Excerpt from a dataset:
----
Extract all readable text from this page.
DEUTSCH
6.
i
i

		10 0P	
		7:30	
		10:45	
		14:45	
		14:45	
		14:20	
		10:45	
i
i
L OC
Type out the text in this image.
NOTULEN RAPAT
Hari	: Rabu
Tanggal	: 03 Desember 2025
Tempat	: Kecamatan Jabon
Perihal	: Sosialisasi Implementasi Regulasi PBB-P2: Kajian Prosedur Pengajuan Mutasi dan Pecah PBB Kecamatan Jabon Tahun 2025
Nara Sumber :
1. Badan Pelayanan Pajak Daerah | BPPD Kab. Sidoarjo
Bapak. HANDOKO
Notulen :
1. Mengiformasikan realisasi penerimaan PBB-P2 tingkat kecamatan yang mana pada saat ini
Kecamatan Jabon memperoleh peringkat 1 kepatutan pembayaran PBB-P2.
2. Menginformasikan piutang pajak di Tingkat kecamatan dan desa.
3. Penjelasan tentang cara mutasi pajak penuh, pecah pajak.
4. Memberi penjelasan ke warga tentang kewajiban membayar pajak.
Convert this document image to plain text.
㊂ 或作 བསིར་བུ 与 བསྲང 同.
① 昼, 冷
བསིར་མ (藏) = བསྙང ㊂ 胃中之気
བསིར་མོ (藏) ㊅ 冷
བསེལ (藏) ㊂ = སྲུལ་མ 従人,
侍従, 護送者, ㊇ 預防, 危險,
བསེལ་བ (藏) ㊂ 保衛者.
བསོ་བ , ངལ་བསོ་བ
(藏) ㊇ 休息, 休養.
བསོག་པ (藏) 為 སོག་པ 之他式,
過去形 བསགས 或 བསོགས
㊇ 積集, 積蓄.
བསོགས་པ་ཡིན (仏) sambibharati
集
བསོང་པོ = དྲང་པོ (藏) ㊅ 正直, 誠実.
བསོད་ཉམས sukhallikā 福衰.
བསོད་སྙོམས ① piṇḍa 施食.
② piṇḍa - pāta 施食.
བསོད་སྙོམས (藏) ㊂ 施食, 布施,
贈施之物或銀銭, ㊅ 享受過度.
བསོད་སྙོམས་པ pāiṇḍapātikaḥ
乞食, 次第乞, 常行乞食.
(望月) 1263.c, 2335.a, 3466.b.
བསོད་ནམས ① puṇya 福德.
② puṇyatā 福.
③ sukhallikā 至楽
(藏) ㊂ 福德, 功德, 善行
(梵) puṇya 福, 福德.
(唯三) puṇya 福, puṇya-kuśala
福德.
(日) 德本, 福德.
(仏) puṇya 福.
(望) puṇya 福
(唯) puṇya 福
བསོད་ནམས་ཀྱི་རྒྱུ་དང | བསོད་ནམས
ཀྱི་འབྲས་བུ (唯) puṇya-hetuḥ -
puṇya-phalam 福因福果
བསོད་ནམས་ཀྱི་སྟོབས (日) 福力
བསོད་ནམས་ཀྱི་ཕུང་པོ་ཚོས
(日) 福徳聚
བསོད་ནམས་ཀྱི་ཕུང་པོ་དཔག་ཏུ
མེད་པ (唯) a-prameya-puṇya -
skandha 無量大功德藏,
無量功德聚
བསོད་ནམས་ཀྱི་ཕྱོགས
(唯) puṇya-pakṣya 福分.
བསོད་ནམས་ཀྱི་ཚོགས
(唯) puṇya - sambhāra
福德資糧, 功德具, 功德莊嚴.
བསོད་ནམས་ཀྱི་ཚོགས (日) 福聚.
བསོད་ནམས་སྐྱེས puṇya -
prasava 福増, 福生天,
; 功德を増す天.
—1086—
----
TASK DESCRIPTION: Exactly as they are written, print the entries again.

WRITTEN ANSWER:
Extract all readable text from this page.
DEUTSCH
6.
i
i

		10 0P	
		7:30	
		10:45	
		14:45	
		14:45	
		14:20	
		10:45	
i
i
L OC
Type out the text in this image.
NOTULEN RAPAT
Hari	: Rabu
Tanggal	: 03 Desember 2025
Tempat	: Kecamatan Jabon
Perihal	: Sosialisasi Implementasi Regulasi PBB-P2: Kajian Prosedur Pengajuan Mutasi dan Pecah PBB Kecamatan Jabon Tahun 2025
Nara Sumber :
1. Badan Pelayanan Pajak Daerah | BPPD Kab. Sidoarjo
Bapak. HANDOKO
Notulen :
1. Mengiformasikan realisasi penerimaan PBB-P2 tingkat kecamatan yang mana pada saat ini
Kecamatan Jabon memperoleh peringkat 1 kepatutan pembayaran PBB-P2.
2. Menginformasikan piutang pajak di Tingkat kecamatan dan desa.
3. Penjelasan tentang cara mutasi pajak penuh, pecah pajak.
4. Memberi penjelasan ke warga tentang kewajiban membayar pajak.
Convert this document image to plain text.
㊂ 或作 བསིར་བུ 与 བསྲང 同.
① 昼, 冷
བསིར་མ (藏) = བསྙང ㊂ 胃中之気
བསིར་མོ (藏) ㊅ 冷
བསེལ (藏) ㊂ = སྲུལ་མ 従人,
侍従, 護送者, ㊇ 預防, 危險,
བསེལ་བ (藏) ㊂ 保衛者.
བསོ་བ , ངལ་བསོ་བ
(藏) ㊇ 休息, 休養.
བསོག་པ (藏) 為 སོག་པ 之他式,
過去形 བསགས 或 བསོགས
㊇ 積集, 積蓄.
བསོགས་པ་ཡིན (仏) sambibharati
集
བསོང་པོ = དྲང་པོ (藏) ㊅ 正直, 誠実.
བསོད་ཉམས sukhallikā 福衰.
བསོད་སྙོམས ① piṇḍa 施食.
② piṇḍa - pāta 施食.
བསོད་སྙོམས (藏) ㊂ 施食, 布施,
贈施之物或銀銭, ㊅ 享受過度.
བསོད་སྙོམས་པ pāiṇḍapātikaḥ
乞食, 次第乞, 常行乞食.
(望月) 1263.c, 2335.a, 3466.b.
བསོད་ནམས ① puṇya 福德.
② puṇyatā 福.
③ sukhallikā 至楽
(藏) ㊂ 福德, 功德, 善行
(梵) puṇya 福, 福德.
(唯三) puṇya 福, puṇya-kuśala
福德.
(日) 德本, 福德.
(仏) puṇya 福.
(望) puṇya 福
(唯) puṇya 福
བསོད་ནམས་ཀྱི་རྒྱུ་དང | བསོད་ནམས
ཀྱི་འབྲས་བུ (唯) puṇya-hetuḥ -
puṇya-phalam 福因福果
བསོད་ནམས་ཀྱི་སྟོབས (日) 福力
བསོད་ནམས་ཀྱི་ཕུང་པོ་ཚོས
(日) 福徳聚
བསོད་ནམས་ཀྱི་ཕུང་པོ་དཔག་ཏུ
མེད་པ (唯) a-prameya-puṇya -
skandha 無量大功德藏,
無量功德聚
བསོད་ནམས་ཀྱི་ཕྱོགས
(唯) puṇya-pakṣya 福分.
བསོད་ནམས་ཀྱི་ཚོགས
(唯) puṇya - sambhāra
福德資糧, 功德具, 功德莊嚴.
བསོད་ནམས་ཀྱི་ཚོགས (日) 福聚.
བསོད་ནམས་སྐྱེས puṇya -
prasava 福増, 福生天,
; 功德を増す天.
—1086—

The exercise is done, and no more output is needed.